* _Exercise_
Keep only the lines of the listing that include the word "mainland", and copy them.

* _Data for the task_
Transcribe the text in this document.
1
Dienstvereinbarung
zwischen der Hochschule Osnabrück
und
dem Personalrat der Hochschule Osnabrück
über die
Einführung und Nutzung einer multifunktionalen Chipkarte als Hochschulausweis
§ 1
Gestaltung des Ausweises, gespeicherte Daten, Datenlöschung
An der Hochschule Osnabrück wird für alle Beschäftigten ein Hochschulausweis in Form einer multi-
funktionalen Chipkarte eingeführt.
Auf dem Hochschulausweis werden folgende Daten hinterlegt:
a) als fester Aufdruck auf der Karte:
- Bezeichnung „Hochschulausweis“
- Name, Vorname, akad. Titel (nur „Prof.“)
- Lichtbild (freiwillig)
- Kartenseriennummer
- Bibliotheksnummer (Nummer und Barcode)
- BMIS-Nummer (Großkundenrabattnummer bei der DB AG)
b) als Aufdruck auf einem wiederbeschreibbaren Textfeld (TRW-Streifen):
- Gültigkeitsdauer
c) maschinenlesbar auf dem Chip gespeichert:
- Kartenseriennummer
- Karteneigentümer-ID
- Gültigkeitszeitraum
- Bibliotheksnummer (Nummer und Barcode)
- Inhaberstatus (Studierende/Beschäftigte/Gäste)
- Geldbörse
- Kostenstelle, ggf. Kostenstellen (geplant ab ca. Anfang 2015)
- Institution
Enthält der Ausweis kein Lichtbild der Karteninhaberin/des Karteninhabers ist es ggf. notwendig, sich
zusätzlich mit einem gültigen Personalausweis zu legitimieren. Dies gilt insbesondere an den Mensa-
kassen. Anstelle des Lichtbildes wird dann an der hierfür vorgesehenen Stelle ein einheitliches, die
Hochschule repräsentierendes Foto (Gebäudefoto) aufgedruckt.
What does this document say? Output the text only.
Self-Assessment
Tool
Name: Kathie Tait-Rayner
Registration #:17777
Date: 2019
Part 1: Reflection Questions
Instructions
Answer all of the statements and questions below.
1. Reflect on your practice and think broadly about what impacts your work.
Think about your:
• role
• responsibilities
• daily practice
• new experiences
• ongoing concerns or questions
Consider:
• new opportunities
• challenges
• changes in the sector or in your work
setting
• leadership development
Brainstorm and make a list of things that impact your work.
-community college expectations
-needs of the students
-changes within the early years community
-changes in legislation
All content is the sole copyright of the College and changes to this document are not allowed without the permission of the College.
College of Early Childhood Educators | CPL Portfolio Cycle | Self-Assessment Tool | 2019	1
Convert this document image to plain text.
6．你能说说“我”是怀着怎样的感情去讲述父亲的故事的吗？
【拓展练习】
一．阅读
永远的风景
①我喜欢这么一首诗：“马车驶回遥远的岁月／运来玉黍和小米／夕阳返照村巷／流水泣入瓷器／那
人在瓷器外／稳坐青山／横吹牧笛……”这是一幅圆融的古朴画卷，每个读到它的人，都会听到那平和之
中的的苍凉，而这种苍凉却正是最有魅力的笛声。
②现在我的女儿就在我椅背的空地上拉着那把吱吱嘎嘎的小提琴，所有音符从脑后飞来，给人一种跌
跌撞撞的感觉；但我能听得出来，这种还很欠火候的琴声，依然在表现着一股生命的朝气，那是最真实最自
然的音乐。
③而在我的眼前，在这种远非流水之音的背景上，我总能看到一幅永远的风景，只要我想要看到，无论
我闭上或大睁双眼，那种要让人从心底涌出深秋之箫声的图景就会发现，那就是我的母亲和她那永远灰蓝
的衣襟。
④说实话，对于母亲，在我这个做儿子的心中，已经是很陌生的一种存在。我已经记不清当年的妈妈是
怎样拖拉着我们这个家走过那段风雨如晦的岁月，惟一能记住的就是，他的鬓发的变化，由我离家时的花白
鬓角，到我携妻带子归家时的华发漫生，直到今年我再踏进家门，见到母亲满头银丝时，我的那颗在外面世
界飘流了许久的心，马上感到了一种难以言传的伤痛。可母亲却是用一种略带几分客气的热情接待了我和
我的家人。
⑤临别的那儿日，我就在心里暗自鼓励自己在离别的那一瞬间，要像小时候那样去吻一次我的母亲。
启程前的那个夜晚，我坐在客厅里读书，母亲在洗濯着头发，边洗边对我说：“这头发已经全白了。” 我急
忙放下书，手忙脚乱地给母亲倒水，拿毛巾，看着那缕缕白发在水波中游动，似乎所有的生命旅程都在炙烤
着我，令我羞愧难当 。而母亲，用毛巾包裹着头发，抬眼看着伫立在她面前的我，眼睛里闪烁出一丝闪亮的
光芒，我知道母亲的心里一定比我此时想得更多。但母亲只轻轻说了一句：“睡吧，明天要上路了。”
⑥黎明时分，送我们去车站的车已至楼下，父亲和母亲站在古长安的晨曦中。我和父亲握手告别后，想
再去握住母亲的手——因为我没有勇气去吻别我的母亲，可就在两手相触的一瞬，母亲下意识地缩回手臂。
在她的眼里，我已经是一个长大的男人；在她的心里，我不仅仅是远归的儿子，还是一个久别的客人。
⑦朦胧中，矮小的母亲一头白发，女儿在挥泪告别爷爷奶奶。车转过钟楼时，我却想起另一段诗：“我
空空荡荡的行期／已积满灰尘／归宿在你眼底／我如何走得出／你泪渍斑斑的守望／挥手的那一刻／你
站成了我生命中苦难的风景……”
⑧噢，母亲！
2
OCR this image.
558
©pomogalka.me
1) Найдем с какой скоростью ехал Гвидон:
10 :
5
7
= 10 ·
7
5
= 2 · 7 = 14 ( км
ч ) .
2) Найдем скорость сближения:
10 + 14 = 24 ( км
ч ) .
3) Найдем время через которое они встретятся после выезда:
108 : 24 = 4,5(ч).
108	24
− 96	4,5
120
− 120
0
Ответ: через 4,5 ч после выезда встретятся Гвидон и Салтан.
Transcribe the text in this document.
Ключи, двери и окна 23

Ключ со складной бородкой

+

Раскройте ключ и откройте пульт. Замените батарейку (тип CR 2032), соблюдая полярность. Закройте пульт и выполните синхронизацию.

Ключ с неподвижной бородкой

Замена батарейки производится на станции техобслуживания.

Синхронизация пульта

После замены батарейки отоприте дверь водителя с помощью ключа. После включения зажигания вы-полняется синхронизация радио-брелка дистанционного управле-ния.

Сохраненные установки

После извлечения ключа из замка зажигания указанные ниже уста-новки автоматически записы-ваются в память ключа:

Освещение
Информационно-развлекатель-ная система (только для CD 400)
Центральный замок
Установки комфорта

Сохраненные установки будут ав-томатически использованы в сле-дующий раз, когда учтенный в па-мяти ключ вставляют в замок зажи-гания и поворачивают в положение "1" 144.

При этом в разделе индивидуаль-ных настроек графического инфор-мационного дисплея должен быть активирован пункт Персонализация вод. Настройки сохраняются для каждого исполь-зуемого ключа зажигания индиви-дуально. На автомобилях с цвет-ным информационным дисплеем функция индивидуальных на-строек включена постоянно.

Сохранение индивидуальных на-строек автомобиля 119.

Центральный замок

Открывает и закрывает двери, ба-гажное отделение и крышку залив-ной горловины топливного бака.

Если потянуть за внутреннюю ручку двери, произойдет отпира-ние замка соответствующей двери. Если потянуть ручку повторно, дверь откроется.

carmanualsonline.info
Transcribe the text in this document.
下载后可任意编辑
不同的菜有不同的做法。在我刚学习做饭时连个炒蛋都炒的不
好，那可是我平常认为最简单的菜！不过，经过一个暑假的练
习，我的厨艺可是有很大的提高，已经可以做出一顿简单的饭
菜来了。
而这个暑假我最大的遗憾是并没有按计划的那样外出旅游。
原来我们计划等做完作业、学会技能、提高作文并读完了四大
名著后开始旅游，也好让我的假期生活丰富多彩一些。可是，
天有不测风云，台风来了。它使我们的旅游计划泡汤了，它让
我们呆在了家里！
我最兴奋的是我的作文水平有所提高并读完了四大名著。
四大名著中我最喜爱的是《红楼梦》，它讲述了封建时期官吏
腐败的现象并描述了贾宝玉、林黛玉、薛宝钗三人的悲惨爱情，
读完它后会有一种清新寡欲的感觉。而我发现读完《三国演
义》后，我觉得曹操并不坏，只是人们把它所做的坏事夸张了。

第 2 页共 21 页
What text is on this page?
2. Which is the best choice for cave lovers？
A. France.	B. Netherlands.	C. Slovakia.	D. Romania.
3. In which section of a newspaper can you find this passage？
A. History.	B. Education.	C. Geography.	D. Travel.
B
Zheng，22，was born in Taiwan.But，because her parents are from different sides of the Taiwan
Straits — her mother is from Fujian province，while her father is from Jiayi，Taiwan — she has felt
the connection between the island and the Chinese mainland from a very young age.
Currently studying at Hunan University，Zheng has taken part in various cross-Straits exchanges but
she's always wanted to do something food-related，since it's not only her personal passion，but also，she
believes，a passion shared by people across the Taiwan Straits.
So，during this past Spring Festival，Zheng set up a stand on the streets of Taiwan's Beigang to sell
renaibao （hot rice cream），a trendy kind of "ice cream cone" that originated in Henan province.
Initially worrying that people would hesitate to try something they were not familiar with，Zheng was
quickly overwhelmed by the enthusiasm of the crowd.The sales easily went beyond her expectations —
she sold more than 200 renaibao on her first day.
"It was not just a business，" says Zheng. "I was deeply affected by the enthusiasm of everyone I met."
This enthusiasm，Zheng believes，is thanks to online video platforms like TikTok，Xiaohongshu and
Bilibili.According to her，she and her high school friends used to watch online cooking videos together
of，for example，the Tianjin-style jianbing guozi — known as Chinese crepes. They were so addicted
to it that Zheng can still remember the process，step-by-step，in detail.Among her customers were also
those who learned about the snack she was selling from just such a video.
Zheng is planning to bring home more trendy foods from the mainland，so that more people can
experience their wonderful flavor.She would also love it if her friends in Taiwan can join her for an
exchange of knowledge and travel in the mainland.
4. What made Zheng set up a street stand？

* _Result of this exercise_
the connection between the island and the Chinese mainland from a very young age.
Zheng is planning to bring home more trendy foods from the mainland，so that more people can
exchange of knowledge and travel in the mainland.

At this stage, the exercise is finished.